Stated task —
Repeat every record below exactly as it appears.

Stored dataset items
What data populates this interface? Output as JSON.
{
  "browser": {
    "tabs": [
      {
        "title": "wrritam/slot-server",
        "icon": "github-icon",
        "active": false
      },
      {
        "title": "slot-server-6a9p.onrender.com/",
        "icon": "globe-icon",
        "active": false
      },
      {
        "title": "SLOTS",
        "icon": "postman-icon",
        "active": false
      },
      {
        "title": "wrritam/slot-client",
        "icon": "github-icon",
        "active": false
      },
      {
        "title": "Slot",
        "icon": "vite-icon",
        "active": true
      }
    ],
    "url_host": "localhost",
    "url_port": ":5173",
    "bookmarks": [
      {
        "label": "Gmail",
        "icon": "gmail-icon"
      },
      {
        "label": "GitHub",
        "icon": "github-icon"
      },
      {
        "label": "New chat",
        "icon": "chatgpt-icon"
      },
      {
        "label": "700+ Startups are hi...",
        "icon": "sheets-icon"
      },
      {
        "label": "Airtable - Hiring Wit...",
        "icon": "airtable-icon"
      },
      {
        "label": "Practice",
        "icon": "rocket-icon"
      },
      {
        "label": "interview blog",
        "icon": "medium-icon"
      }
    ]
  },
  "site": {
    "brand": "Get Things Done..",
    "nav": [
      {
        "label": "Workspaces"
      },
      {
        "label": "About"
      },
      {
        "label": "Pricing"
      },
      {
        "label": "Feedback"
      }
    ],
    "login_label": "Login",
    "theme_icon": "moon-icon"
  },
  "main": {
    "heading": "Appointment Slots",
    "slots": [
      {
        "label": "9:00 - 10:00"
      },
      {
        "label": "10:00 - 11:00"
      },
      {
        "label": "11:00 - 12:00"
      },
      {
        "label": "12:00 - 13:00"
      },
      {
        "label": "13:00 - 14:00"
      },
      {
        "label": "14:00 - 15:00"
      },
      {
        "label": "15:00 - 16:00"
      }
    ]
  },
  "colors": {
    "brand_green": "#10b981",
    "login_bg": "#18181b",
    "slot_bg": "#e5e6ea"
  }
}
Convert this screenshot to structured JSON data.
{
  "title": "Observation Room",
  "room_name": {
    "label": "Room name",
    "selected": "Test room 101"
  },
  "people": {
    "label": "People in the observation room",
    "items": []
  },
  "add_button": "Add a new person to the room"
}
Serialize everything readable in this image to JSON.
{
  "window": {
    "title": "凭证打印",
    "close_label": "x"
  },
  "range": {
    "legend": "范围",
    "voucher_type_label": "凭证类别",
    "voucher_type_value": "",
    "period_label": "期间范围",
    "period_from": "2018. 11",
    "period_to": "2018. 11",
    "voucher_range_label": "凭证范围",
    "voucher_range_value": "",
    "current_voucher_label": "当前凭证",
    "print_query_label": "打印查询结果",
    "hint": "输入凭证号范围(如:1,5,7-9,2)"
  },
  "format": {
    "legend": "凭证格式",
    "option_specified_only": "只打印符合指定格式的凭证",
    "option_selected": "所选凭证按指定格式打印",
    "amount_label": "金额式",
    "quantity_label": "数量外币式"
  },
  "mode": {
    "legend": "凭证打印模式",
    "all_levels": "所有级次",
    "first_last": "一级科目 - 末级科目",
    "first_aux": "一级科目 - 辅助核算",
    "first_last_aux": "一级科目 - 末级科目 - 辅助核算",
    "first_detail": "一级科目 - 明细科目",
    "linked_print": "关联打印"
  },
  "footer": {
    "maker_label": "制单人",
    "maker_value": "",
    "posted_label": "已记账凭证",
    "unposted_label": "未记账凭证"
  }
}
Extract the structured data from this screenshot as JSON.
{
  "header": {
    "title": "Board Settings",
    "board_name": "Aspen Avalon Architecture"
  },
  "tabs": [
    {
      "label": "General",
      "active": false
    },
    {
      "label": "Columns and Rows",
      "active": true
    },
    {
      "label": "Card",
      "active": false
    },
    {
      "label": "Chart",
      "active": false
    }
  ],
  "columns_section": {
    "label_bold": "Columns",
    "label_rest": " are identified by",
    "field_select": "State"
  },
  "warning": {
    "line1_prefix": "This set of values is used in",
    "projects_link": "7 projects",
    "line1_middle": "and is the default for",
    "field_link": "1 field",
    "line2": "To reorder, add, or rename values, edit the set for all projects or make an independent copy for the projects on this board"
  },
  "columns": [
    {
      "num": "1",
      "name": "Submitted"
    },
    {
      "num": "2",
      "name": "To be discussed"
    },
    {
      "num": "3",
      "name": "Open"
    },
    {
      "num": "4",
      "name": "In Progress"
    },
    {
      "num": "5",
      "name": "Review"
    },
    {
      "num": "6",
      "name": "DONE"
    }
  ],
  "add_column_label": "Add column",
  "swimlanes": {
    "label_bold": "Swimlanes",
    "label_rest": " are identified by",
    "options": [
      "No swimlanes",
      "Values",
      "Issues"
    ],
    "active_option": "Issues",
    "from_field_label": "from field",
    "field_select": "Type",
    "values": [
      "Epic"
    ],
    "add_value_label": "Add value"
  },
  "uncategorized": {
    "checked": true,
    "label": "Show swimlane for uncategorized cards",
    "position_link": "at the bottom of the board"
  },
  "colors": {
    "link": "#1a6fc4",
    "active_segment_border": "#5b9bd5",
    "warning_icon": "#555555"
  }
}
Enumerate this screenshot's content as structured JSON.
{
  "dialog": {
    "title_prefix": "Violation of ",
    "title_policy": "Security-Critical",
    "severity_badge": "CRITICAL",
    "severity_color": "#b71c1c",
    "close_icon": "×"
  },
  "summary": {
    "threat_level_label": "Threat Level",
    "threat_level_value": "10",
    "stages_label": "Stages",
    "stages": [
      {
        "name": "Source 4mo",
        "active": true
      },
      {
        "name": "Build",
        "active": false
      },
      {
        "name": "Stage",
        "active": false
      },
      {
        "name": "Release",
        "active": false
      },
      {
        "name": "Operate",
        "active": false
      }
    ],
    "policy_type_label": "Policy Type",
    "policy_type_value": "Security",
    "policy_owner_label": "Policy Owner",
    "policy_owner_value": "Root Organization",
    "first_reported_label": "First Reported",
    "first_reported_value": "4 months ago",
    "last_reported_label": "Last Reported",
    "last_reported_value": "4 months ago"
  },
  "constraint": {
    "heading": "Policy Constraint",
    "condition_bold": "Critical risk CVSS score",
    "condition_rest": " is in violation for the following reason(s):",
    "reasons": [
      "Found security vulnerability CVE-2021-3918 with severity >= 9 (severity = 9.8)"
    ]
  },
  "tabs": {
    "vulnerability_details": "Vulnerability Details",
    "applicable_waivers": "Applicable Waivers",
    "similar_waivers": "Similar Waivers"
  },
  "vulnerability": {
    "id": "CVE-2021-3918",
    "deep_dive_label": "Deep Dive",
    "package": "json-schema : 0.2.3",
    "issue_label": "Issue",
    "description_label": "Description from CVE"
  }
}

Response below —
What data populates this interface? Output as JSON.
{
  "browser": {
    "tabs": [
      {
        "title": "wrritam/slot-server",
        "icon": "github-icon",
        "active": false
      },
      {
        "title": "slot-server-6a9p.onrender.com/",
        "icon": "globe-icon",
        "active": false
      },
      {
        "title": "SLOTS",
        "icon": "postman-icon",
        "active": false
      },
      {
        "title": "wrritam/slot-client",
        "icon": "github-icon",
        "active": false
      },
      {
        "title": "Slot",
        "icon": "vite-icon",
        "active": true
      }
    ],
    "url_host": "localhost",
    "url_port": ":5173",
    "bookmarks": [
      {
        "label": "Gmail",
        "icon": "gmail-icon"
      },
      {
        "label": "GitHub",
        "icon": "github-icon"
      },
      {
        "label": "New chat",
        "icon": "chatgpt-icon"
      },
      {
        "label": "700+ Startups are hi...",
        "icon": "sheets-icon"
      },
      {
        "label": "Airtable - Hiring Wit...",
        "icon": "airtable-icon"
      },
      {
        "label": "Practice",
        "icon": "rocket-icon"
      },
      {
        "label": "interview blog",
        "icon": "medium-icon"
      }
    ]
  },
  "site": {
    "brand": "Get Things Done..",
    "nav": [
      {
        "label": "Workspaces"
      },
      {
        "label": "About"
      },
      {
        "label": "Pricing"
      },
      {
        "label": "Feedback"
      }
    ],
    "login_label": "Login",
    "theme_icon": "moon-icon"
  },
  "main": {
    "heading": "Appointment Slots",
    "slots": [
      {
        "label": "9:00 - 10:00"
      },
      {
        "label": "10:00 - 11:00"
      },
      {
        "label": "11:00 - 12:00"
      },
      {
        "label": "12:00 - 13:00"
      },
      {
        "label": "13:00 - 14:00"
      },
      {
        "label": "14:00 - 15:00"
      },
      {
        "label": "15:00 - 16:00"
      }
    ]
  },
  "colors": {
    "brand_green": "#10b981",
    "login_bg": "#18181b",
    "slot_bg": "#e5e6ea"
  }
}
Convert this screenshot to structured JSON data.
{
  "title": "Observation Room",
  "room_name": {
    "label": "Room name",
    "selected": "Test room 101"
  },
  "people": {
    "label": "People in the observation room",
    "items": []
  },
  "add_button": "Add a new person to the room"
}
Serialize everything readable in this image to JSON.
{
  "window": {
    "title": "凭证打印",
    "close_label": "x"
  },
  "range": {
    "legend": "范围",
    "voucher_type_label": "凭证类别",
    "voucher_type_value": "",
    "period_label": "期间范围",
    "period_from": "2018. 11",
    "period_to": "2018. 11",
    "voucher_range_label": "凭证范围",
    "voucher_range_value": "",
    "current_voucher_label": "当前凭证",
    "print_query_label": "打印查询结果",
    "hint": "输入凭证号范围(如:1,5,7-9,2)"
  },
  "format": {
    "legend": "凭证格式",
    "option_specified_only": "只打印符合指定格式的凭证",
    "option_selected": "所选凭证按指定格式打印",
    "amount_label": "金额式",
    "quantity_label": "数量外币式"
  },
  "mode": {
    "legend": "凭证打印模式",
    "all_levels": "所有级次",
    "first_last": "一级科目 - 末级科目",
    "first_aux": "一级科目 - 辅助核算",
    "first_last_aux": "一级科目 - 末级科目 - 辅助核算",
    "first_detail": "一级科目 - 明细科目",
    "linked_print": "关联打印"
  },
  "footer": {
    "maker_label": "制单人",
    "maker_value": "",
    "posted_label": "已记账凭证",
    "unposted_label": "未记账凭证"
  }
}
Extract the structured data from this screenshot as JSON.
{
  "header": {
    "title": "Board Settings",
    "board_name": "Aspen Avalon Architecture"
  },
  "tabs": [
    {
      "label": "General",
      "active": false
    },
    {
      "label": "Columns and Rows",
      "active": true
    },
    {
      "label": "Card",
      "active": false
    },
    {
      "label": "Chart",
      "active": false
    }
  ],
  "columns_section": {
    "label_bold": "Columns",
    "label_rest": " are identified by",
    "field_select": "State"
  },
  "warning": {
    "line1_prefix": "This set of values is used in",
    "projects_link": "7 projects",
    "line1_middle": "and is the default for",
    "field_link": "1 field",
    "line2": "To reorder, add, or rename values, edit the set for all projects or make an independent copy for the projects on this board"
  },
  "columns": [
    {
      "num": "1",
      "name": "Submitted"
    },
    {
      "num": "2",
      "name": "To be discussed"
    },
    {
      "num": "3",
      "name": "Open"
    },
    {
      "num": "4",
      "name": "In Progress"
    },
    {
      "num": "5",
      "name": "Review"
    },
    {
      "num": "6",
      "name": "DONE"
    }
  ],
  "add_column_label": "Add column",
  "swimlanes": {
    "label_bold": "Swimlanes",
    "label_rest": " are identified by",
    "options": [
      "No swimlanes",
      "Values",
      "Issues"
    ],
    "active_option": "Issues",
    "from_field_label": "from field",
    "field_select": "Type",
    "values": [
      "Epic"
    ],
    "add_value_label": "Add value"
  },
  "uncategorized": {
    "checked": true,
    "label": "Show swimlane for uncategorized cards",
    "position_link": "at the bottom of the board"
  },
  "colors": {
    "link": "#1a6fc4",
    "active_segment_border": "#5b9bd5",
    "warning_icon": "#555555"
  }
}
Enumerate this screenshot's content as structured JSON.
{
  "dialog": {
    "title_prefix": "Violation of ",
    "title_policy": "Security-Critical",
    "severity_badge": "CRITICAL",
    "severity_color": "#b71c1c",
    "close_icon": "×"
  },
  "summary": {
    "threat_level_label": "Threat Level",
    "threat_level_value": "10",
    "stages_label": "Stages",
    "stages": [
      {
        "name": "Source 4mo",
        "active": true
      },
      {
        "name": "Build",
        "active": false
      },
      {
        "name": "Stage",
        "active": false
      },
      {
        "name": "Release",
        "active": false
      },
      {
        "name": "Operate",
        "active": false
      }
    ],
    "policy_type_label": "Policy Type",
    "policy_type_value": "Security",
    "policy_owner_label": "Policy Owner",
    "policy_owner_value": "Root Organization",
    "first_reported_label": "First Reported",
    "first_reported_value": "4 months ago",
    "last_reported_label": "Last Reported",
    "last_reported_value": "4 months ago"
  },
  "constraint": {
    "heading": "Policy Constraint",
    "condition_bold": "Critical risk CVSS score",
    "condition_rest": " is in violation for the following reason(s):",
    "reasons": [
      "Found security vulnerability CVE-2021-3918 with severity >= 9 (severity = 9.8)"
    ]
  },
  "tabs": {
    "vulnerability_details": "Vulnerability Details",
    "applicable_waivers": "Applicable Waivers",
    "similar_waivers": "Similar Waivers"
  },
  "vulnerability": {
    "id": "CVE-2021-3918",
    "deep_dive_label": "Deep Dive",
    "package": "json-schema : 0.2.3",
    "issue_label": "Issue",
    "description_label": "Description from CVE"
  }
}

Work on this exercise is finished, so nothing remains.